Data shown —
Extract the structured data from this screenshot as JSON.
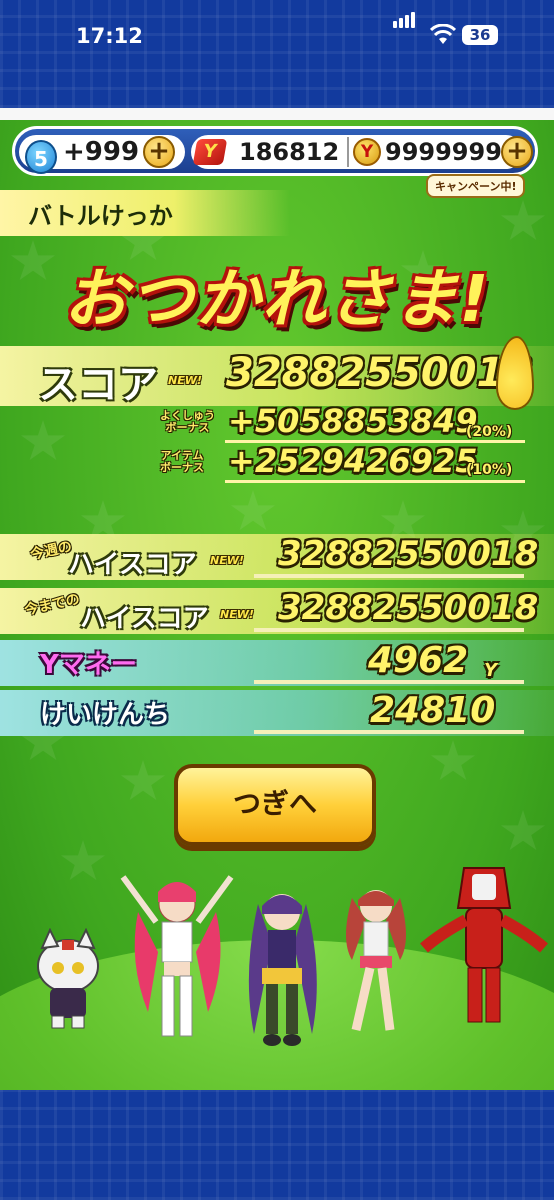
{
  "status_bar": {
    "time": "17:12",
    "battery_level": "36"
  },
  "currency_bar": {
    "stamina_level": "5",
    "stamina_value": "+999",
    "tickets_value": "186812",
    "money_value": "9999999",
    "campaign_label": "キャンペーン中!"
  },
  "result": {
    "header": "バトルけっか",
    "headline": "おつかれさま!",
    "score": {
      "label": "スコア",
      "new_tag": "NEW!",
      "value": "32882550018"
    },
    "bonuses": [
      {
        "label_line1": "よくしゅう",
        "label_line2": "ボーナス",
        "value": "+5058853849",
        "percent": "(20%)"
      },
      {
        "label_line1": "アイテム",
        "label_line2": "ボーナス",
        "value": "+2529426925",
        "percent": "(10%)"
      }
    ],
    "weekly_high": {
      "label_small": "今週の",
      "label_big": "ハイスコア",
      "new_tag": "NEW!",
      "value": "32882550018"
    },
    "alltime_high": {
      "label_small": "今までの",
      "label_big": "ハイスコア",
      "new_tag": "NEW!",
      "value": "32882550018"
    },
    "money": {
      "label": "Yマネー",
      "value": "4962",
      "unit": "Y"
    },
    "exp": {
      "label": "けいけんち",
      "value": "24810"
    }
  },
  "next_button": {
    "label": "つぎへ"
  },
  "colors": {
    "frame_blue": "#123a9e",
    "game_green": "#3fa71f",
    "score_yellow": "#fff36a",
    "button_gold": "#ffd03a"
  }
}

Your goal — Reproduce all of the data exactly, omitting each picture it holds.

Solved problem —
Extract the structured data from this screenshot as JSON.
{
  "status_bar": {
    "time": "17:12",
    "battery_level": "36"
  },
  "currency_bar": {
    "stamina_level": "5",
    "stamina_value": "+999",
    "tickets_value": "186812",
    "money_value": "9999999",
    "campaign_label": "キャンペーン中!"
  },
  "result": {
    "header": "バトルけっか",
    "headline": "おつかれさま!",
    "score": {
      "label": "スコア",
      "new_tag": "NEW!",
      "value": "32882550018"
    },
    "bonuses": [
      {
        "label_line1": "よくしゅう",
        "label_line2": "ボーナス",
        "value": "+5058853849",
        "percent": "(20%)"
      },
      {
        "label_line1": "アイテム",
        "label_line2": "ボーナス",
        "value": "+2529426925",
        "percent": "(10%)"
      }
    ],
    "weekly_high": {
      "label_small": "今週の",
      "label_big": "ハイスコア",
      "new_tag": "NEW!",
      "value": "32882550018"
    },
    "alltime_high": {
      "label_small": "今までの",
      "label_big": "ハイスコア",
      "new_tag": "NEW!",
      "value": "32882550018"
    },
    "money": {
      "label": "Yマネー",
      "value": "4962",
      "unit": "Y"
    },
    "exp": {
      "label": "けいけんち",
      "value": "24810"
    }
  },
  "next_button": {
    "label": "つぎへ"
  },
  "colors": {
    "frame_blue": "#123a9e",
    "game_green": "#3fa71f",
    "score_yellow": "#fff36a",
    "button_gold": "#ffd03a"
  }
}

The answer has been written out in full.